### EXERCISE REQUIREMENTS:
Repeat the listing in full. Nothing may be added or left out.

(Recorded data)
++++++

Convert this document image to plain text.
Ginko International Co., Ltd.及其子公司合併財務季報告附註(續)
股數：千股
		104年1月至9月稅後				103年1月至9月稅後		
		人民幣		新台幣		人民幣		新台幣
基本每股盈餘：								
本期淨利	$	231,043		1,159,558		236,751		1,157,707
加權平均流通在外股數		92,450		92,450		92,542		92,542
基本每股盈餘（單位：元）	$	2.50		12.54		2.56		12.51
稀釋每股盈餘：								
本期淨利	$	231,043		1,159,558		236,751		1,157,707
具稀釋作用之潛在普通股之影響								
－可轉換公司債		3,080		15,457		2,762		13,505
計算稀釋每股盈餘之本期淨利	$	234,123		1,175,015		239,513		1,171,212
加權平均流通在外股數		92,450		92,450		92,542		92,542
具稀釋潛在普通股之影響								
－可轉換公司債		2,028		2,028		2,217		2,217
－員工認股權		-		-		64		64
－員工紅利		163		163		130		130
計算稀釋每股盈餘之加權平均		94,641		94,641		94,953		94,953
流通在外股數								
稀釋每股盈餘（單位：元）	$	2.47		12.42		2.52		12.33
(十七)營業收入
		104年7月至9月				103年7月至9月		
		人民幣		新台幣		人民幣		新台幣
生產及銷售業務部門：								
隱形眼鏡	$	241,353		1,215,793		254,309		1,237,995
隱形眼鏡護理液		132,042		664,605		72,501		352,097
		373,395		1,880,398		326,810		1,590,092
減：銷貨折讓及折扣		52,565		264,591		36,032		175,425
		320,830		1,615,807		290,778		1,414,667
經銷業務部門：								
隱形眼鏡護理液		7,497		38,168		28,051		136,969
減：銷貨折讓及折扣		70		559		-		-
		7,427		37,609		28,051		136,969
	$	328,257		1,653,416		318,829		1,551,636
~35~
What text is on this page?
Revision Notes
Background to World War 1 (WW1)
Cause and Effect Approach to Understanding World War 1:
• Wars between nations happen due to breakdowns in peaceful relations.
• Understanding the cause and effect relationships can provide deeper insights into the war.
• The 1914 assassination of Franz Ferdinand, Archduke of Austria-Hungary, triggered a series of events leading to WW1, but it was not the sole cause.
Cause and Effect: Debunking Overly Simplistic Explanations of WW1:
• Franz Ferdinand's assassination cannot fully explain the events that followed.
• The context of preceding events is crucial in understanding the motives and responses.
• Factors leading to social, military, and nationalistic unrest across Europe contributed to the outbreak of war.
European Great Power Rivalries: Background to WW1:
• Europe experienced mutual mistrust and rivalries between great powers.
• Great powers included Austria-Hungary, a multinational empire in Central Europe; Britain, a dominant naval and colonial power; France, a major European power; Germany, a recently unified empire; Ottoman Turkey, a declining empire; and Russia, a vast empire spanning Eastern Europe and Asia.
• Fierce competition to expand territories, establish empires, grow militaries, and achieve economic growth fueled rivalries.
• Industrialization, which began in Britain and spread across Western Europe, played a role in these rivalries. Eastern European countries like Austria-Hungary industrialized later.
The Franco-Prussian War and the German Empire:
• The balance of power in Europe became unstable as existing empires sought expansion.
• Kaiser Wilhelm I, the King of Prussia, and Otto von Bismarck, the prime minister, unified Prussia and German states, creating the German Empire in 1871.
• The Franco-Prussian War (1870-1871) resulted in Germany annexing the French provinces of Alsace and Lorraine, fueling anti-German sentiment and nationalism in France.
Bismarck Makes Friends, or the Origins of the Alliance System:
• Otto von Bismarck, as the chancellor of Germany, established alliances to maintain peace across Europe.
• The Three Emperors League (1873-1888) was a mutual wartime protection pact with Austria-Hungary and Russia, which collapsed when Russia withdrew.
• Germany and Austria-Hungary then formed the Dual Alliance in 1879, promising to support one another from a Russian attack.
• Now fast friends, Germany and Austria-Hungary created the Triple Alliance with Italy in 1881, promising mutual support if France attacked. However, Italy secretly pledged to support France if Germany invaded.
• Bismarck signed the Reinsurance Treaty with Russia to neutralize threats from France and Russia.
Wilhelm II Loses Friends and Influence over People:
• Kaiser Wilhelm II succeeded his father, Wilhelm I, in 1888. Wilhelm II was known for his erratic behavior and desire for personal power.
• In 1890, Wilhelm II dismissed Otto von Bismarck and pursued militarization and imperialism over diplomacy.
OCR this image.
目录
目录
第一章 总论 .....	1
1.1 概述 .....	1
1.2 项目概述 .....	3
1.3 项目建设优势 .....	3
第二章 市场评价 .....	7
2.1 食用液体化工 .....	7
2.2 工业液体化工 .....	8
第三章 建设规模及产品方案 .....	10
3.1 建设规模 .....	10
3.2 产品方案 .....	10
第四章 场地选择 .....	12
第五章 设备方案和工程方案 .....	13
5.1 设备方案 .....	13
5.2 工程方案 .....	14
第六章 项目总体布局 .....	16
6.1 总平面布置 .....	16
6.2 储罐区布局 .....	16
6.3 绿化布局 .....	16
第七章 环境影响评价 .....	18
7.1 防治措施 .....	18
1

++++++

### TASK OUTPUT:
Convert this document image to plain text.
Ginko International Co., Ltd.及其子公司合併財務季報告附註(續)
股數：千股
		104年1月至9月稅後				103年1月至9月稅後		
		人民幣		新台幣		人民幣		新台幣
基本每股盈餘：								
本期淨利	$	231,043		1,159,558		236,751		1,157,707
加權平均流通在外股數		92,450		92,450		92,542		92,542
基本每股盈餘（單位：元）	$	2.50		12.54		2.56		12.51
稀釋每股盈餘：								
本期淨利	$	231,043		1,159,558		236,751		1,157,707
具稀釋作用之潛在普通股之影響								
－可轉換公司債		3,080		15,457		2,762		13,505
計算稀釋每股盈餘之本期淨利	$	234,123		1,175,015		239,513		1,171,212
加權平均流通在外股數		92,450		92,450		92,542		92,542
具稀釋潛在普通股之影響								
－可轉換公司債		2,028		2,028		2,217		2,217
－員工認股權		-		-		64		64
－員工紅利		163		163		130		130
計算稀釋每股盈餘之加權平均		94,641		94,641		94,953		94,953
流通在外股數								
稀釋每股盈餘（單位：元）	$	2.47		12.42		2.52		12.33
(十七)營業收入
		104年7月至9月				103年7月至9月		
		人民幣		新台幣		人民幣		新台幣
生產及銷售業務部門：								
隱形眼鏡	$	241,353		1,215,793		254,309		1,237,995
隱形眼鏡護理液		132,042		664,605		72,501		352,097
		373,395		1,880,398		326,810		1,590,092
減：銷貨折讓及折扣		52,565		264,591		36,032		175,425
		320,830		1,615,807		290,778		1,414,667
經銷業務部門：								
隱形眼鏡護理液		7,497		38,168		28,051		136,969
減：銷貨折讓及折扣		70		559		-		-
		7,427		37,609		28,051		136,969
	$	328,257		1,653,416		318,829		1,551,636
~35~
What text is on this page?
Revision Notes
Background to World War 1 (WW1)
Cause and Effect Approach to Understanding World War 1:
• Wars between nations happen due to breakdowns in peaceful relations.
• Understanding the cause and effect relationships can provide deeper insights into the war.
• The 1914 assassination of Franz Ferdinand, Archduke of Austria-Hungary, triggered a series of events leading to WW1, but it was not the sole cause.
Cause and Effect: Debunking Overly Simplistic Explanations of WW1:
• Franz Ferdinand's assassination cannot fully explain the events that followed.
• The context of preceding events is crucial in understanding the motives and responses.
• Factors leading to social, military, and nationalistic unrest across Europe contributed to the outbreak of war.
European Great Power Rivalries: Background to WW1:
• Europe experienced mutual mistrust and rivalries between great powers.
• Great powers included Austria-Hungary, a multinational empire in Central Europe; Britain, a dominant naval and colonial power; France, a major European power; Germany, a recently unified empire; Ottoman Turkey, a declining empire; and Russia, a vast empire spanning Eastern Europe and Asia.
• Fierce competition to expand territories, establish empires, grow militaries, and achieve economic growth fueled rivalries.
• Industrialization, which began in Britain and spread across Western Europe, played a role in these rivalries. Eastern European countries like Austria-Hungary industrialized later.
The Franco-Prussian War and the German Empire:
• The balance of power in Europe became unstable as existing empires sought expansion.
• Kaiser Wilhelm I, the King of Prussia, and Otto von Bismarck, the prime minister, unified Prussia and German states, creating the German Empire in 1871.
• The Franco-Prussian War (1870-1871) resulted in Germany annexing the French provinces of Alsace and Lorraine, fueling anti-German sentiment and nationalism in France.
Bismarck Makes Friends, or the Origins of the Alliance System:
• Otto von Bismarck, as the chancellor of Germany, established alliances to maintain peace across Europe.
• The Three Emperors League (1873-1888) was a mutual wartime protection pact with Austria-Hungary and Russia, which collapsed when Russia withdrew.
• Germany and Austria-Hungary then formed the Dual Alliance in 1879, promising to support one another from a Russian attack.
• Now fast friends, Germany and Austria-Hungary created the Triple Alliance with Italy in 1881, promising mutual support if France attacked. However, Italy secretly pledged to support France if Germany invaded.
• Bismarck signed the Reinsurance Treaty with Russia to neutralize threats from France and Russia.
Wilhelm II Loses Friends and Influence over People:
• Kaiser Wilhelm II succeeded his father, Wilhelm I, in 1888. Wilhelm II was known for his erratic behavior and desire for personal power.
• In 1890, Wilhelm II dismissed Otto von Bismarck and pursued militarization and imperialism over diplomacy.
OCR this image.
目录
目录
第一章 总论 .....	1
1.1 概述 .....	1
1.2 项目概述 .....	3
1.3 项目建设优势 .....	3
第二章 市场评价 .....	7
2.1 食用液体化工 .....	7
2.2 工业液体化工 .....	8
第三章 建设规模及产品方案 .....	10
3.1 建设规模 .....	10
3.2 产品方案 .....	10
第四章 场地选择 .....	12
第五章 设备方案和工程方案 .....	13
5.1 设备方案 .....	13
5.2 工程方案 .....	14
第六章 项目总体布局 .....	16
6.1 总平面布置 .....	16
6.2 储罐区布局 .....	16
6.3 绿化布局 .....	16
第七章 环境影响评价 .....	18
7.1 防治措施 .....	18
1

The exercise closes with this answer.